What needs to be done — Images excluded, repeat each entry below exactly.

(Records from a collection of figures)

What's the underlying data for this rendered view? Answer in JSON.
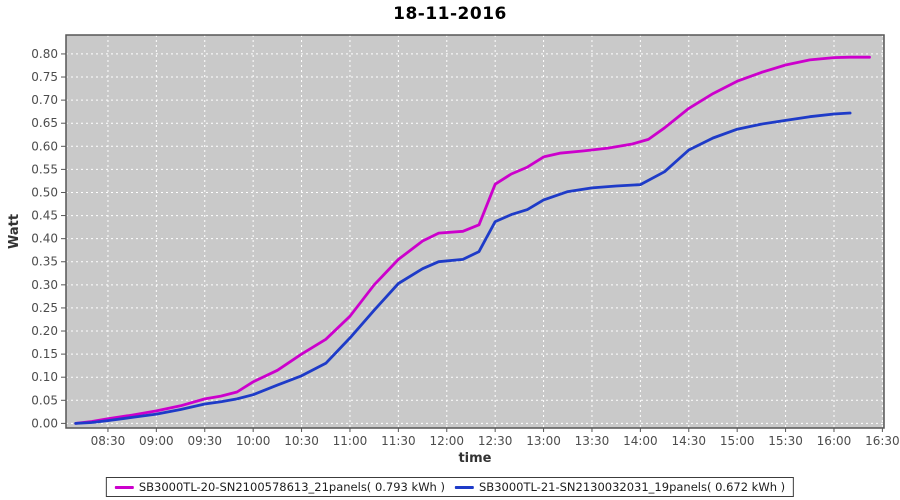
{
  "chart_data": {
    "type": "line",
    "title": "18-11-2016",
    "xlabel": "time",
    "ylabel": "Watt",
    "legend_position": "bottom",
    "grid": "on",
    "plot_background": "#c9c9c9",
    "grid_color": "#ffffff",
    "border_color": "#575757",
    "tick_text_color": "#4d4d4d",
    "axis_label_color": "#333333",
    "x_domain": [
      "08:04",
      "16:31"
    ],
    "ylim": [
      -0.01,
      0.841
    ],
    "x_ticks": [
      "08:30",
      "09:00",
      "09:30",
      "10:00",
      "10:30",
      "11:00",
      "11:30",
      "12:00",
      "12:30",
      "13:00",
      "13:30",
      "14:00",
      "14:30",
      "15:00",
      "15:30",
      "16:00",
      "16:30"
    ],
    "y_ticks": [
      "0.00",
      "0.05",
      "0.10",
      "0.15",
      "0.20",
      "0.25",
      "0.30",
      "0.35",
      "0.40",
      "0.45",
      "0.50",
      "0.55",
      "0.60",
      "0.65",
      "0.70",
      "0.75",
      "0.80"
    ],
    "series": [
      {
        "name": "SB3000TL-20-SN2100578613_21panels( 0.793 kWh )",
        "color": "#cc00cc",
        "total_kwh": 0.793,
        "points": [
          [
            "08:10",
            0.0
          ],
          [
            "08:20",
            0.004
          ],
          [
            "08:30",
            0.01
          ],
          [
            "08:45",
            0.018
          ],
          [
            "09:00",
            0.027
          ],
          [
            "09:15",
            0.038
          ],
          [
            "09:30",
            0.053
          ],
          [
            "09:40",
            0.059
          ],
          [
            "09:50",
            0.068
          ],
          [
            "10:00",
            0.09
          ],
          [
            "10:15",
            0.115
          ],
          [
            "10:30",
            0.15
          ],
          [
            "10:45",
            0.182
          ],
          [
            "11:00",
            0.232
          ],
          [
            "11:15",
            0.3
          ],
          [
            "11:30",
            0.355
          ],
          [
            "11:45",
            0.395
          ],
          [
            "11:55",
            0.412
          ],
          [
            "12:10",
            0.416
          ],
          [
            "12:20",
            0.43
          ],
          [
            "12:30",
            0.518
          ],
          [
            "12:40",
            0.54
          ],
          [
            "12:50",
            0.555
          ],
          [
            "13:00",
            0.577
          ],
          [
            "13:10",
            0.585
          ],
          [
            "13:25",
            0.59
          ],
          [
            "13:40",
            0.596
          ],
          [
            "13:55",
            0.605
          ],
          [
            "14:05",
            0.615
          ],
          [
            "14:15",
            0.64
          ],
          [
            "14:30",
            0.682
          ],
          [
            "14:45",
            0.714
          ],
          [
            "15:00",
            0.741
          ],
          [
            "15:15",
            0.76
          ],
          [
            "15:30",
            0.776
          ],
          [
            "15:45",
            0.787
          ],
          [
            "16:00",
            0.792
          ],
          [
            "16:10",
            0.793
          ],
          [
            "16:22",
            0.793
          ]
        ]
      },
      {
        "name": "SB3000TL-21-SN2130032031_19panels( 0.672 kWh )",
        "color": "#1e3bc8",
        "total_kwh": 0.672,
        "points": [
          [
            "08:10",
            0.0
          ],
          [
            "08:20",
            0.002
          ],
          [
            "08:30",
            0.006
          ],
          [
            "08:45",
            0.013
          ],
          [
            "09:00",
            0.02
          ],
          [
            "09:15",
            0.03
          ],
          [
            "09:30",
            0.042
          ],
          [
            "09:40",
            0.047
          ],
          [
            "09:50",
            0.053
          ],
          [
            "10:00",
            0.062
          ],
          [
            "10:15",
            0.083
          ],
          [
            "10:30",
            0.103
          ],
          [
            "10:45",
            0.13
          ],
          [
            "11:00",
            0.185
          ],
          [
            "11:15",
            0.245
          ],
          [
            "11:30",
            0.303
          ],
          [
            "11:45",
            0.335
          ],
          [
            "11:55",
            0.35
          ],
          [
            "12:10",
            0.355
          ],
          [
            "12:20",
            0.372
          ],
          [
            "12:30",
            0.437
          ],
          [
            "12:40",
            0.452
          ],
          [
            "12:50",
            0.463
          ],
          [
            "13:00",
            0.484
          ],
          [
            "13:15",
            0.502
          ],
          [
            "13:30",
            0.51
          ],
          [
            "13:45",
            0.514
          ],
          [
            "14:00",
            0.517
          ],
          [
            "14:15",
            0.545
          ],
          [
            "14:30",
            0.592
          ],
          [
            "14:45",
            0.618
          ],
          [
            "15:00",
            0.637
          ],
          [
            "15:15",
            0.648
          ],
          [
            "15:30",
            0.656
          ],
          [
            "15:45",
            0.664
          ],
          [
            "16:00",
            0.67
          ],
          [
            "16:10",
            0.672
          ]
        ]
      }
    ]
  }
}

Task answer —
What's the underlying data for this rendered view? Answer in JSON.
{
  "chart_data": {
    "type": "line",
    "title": "18-11-2016",
    "xlabel": "time",
    "ylabel": "Watt",
    "legend_position": "bottom",
    "grid": "on",
    "plot_background": "#c9c9c9",
    "grid_color": "#ffffff",
    "border_color": "#575757",
    "tick_text_color": "#4d4d4d",
    "axis_label_color": "#333333",
    "x_domain": [
      "08:04",
      "16:31"
    ],
    "ylim": [
      -0.01,
      0.841
    ],
    "x_ticks": [
      "08:30",
      "09:00",
      "09:30",
      "10:00",
      "10:30",
      "11:00",
      "11:30",
      "12:00",
      "12:30",
      "13:00",
      "13:30",
      "14:00",
      "14:30",
      "15:00",
      "15:30",
      "16:00",
      "16:30"
    ],
    "y_ticks": [
      "0.00",
      "0.05",
      "0.10",
      "0.15",
      "0.20",
      "0.25",
      "0.30",
      "0.35",
      "0.40",
      "0.45",
      "0.50",
      "0.55",
      "0.60",
      "0.65",
      "0.70",
      "0.75",
      "0.80"
    ],
    "series": [
      {
        "name": "SB3000TL-20-SN2100578613_21panels( 0.793 kWh )",
        "color": "#cc00cc",
        "total_kwh": 0.793,
        "points": [
          [
            "08:10",
            0.0
          ],
          [
            "08:20",
            0.004
          ],
          [
            "08:30",
            0.01
          ],
          [
            "08:45",
            0.018
          ],
          [
            "09:00",
            0.027
          ],
          [
            "09:15",
            0.038
          ],
          [
            "09:30",
            0.053
          ],
          [
            "09:40",
            0.059
          ],
          [
            "09:50",
            0.068
          ],
          [
            "10:00",
            0.09
          ],
          [
            "10:15",
            0.115
          ],
          [
            "10:30",
            0.15
          ],
          [
            "10:45",
            0.182
          ],
          [
            "11:00",
            0.232
          ],
          [
            "11:15",
            0.3
          ],
          [
            "11:30",
            0.355
          ],
          [
            "11:45",
            0.395
          ],
          [
            "11:55",
            0.412
          ],
          [
            "12:10",
            0.416
          ],
          [
            "12:20",
            0.43
          ],
          [
            "12:30",
            0.518
          ],
          [
            "12:40",
            0.54
          ],
          [
            "12:50",
            0.555
          ],
          [
            "13:00",
            0.577
          ],
          [
            "13:10",
            0.585
          ],
          [
            "13:25",
            0.59
          ],
          [
            "13:40",
            0.596
          ],
          [
            "13:55",
            0.605
          ],
          [
            "14:05",
            0.615
          ],
          [
            "14:15",
            0.64
          ],
          [
            "14:30",
            0.682
          ],
          [
            "14:45",
            0.714
          ],
          [
            "15:00",
            0.741
          ],
          [
            "15:15",
            0.76
          ],
          [
            "15:30",
            0.776
          ],
          [
            "15:45",
            0.787
          ],
          [
            "16:00",
            0.792
          ],
          [
            "16:10",
            0.793
          ],
          [
            "16:22",
            0.793
          ]
        ]
      },
      {
        "name": "SB3000TL-21-SN2130032031_19panels( 0.672 kWh )",
        "color": "#1e3bc8",
        "total_kwh": 0.672,
        "points": [
          [
            "08:10",
            0.0
          ],
          [
            "08:20",
            0.002
          ],
          [
            "08:30",
            0.006
          ],
          [
            "08:45",
            0.013
          ],
          [
            "09:00",
            0.02
          ],
          [
            "09:15",
            0.03
          ],
          [
            "09:30",
            0.042
          ],
          [
            "09:40",
            0.047
          ],
          [
            "09:50",
            0.053
          ],
          [
            "10:00",
            0.062
          ],
          [
            "10:15",
            0.083
          ],
          [
            "10:30",
            0.103
          ],
          [
            "10:45",
            0.13
          ],
          [
            "11:00",
            0.185
          ],
          [
            "11:15",
            0.245
          ],
          [
            "11:30",
            0.303
          ],
          [
            "11:45",
            0.335
          ],
          [
            "11:55",
            0.35
          ],
          [
            "12:10",
            0.355
          ],
          [
            "12:20",
            0.372
          ],
          [
            "12:30",
            0.437
          ],
          [
            "12:40",
            0.452
          ],
          [
            "12:50",
            0.463
          ],
          [
            "13:00",
            0.484
          ],
          [
            "13:15",
            0.502
          ],
          [
            "13:30",
            0.51
          ],
          [
            "13:45",
            0.514
          ],
          [
            "14:00",
            0.517
          ],
          [
            "14:15",
            0.545
          ],
          [
            "14:30",
            0.592
          ],
          [
            "14:45",
            0.618
          ],
          [
            "15:00",
            0.637
          ],
          [
            "15:15",
            0.648
          ],
          [
            "15:30",
            0.656
          ],
          [
            "15:45",
            0.664
          ],
          [
            "16:00",
            0.67
          ],
          [
            "16:10",
            0.672
          ]
        ]
      }
    ]
  }
}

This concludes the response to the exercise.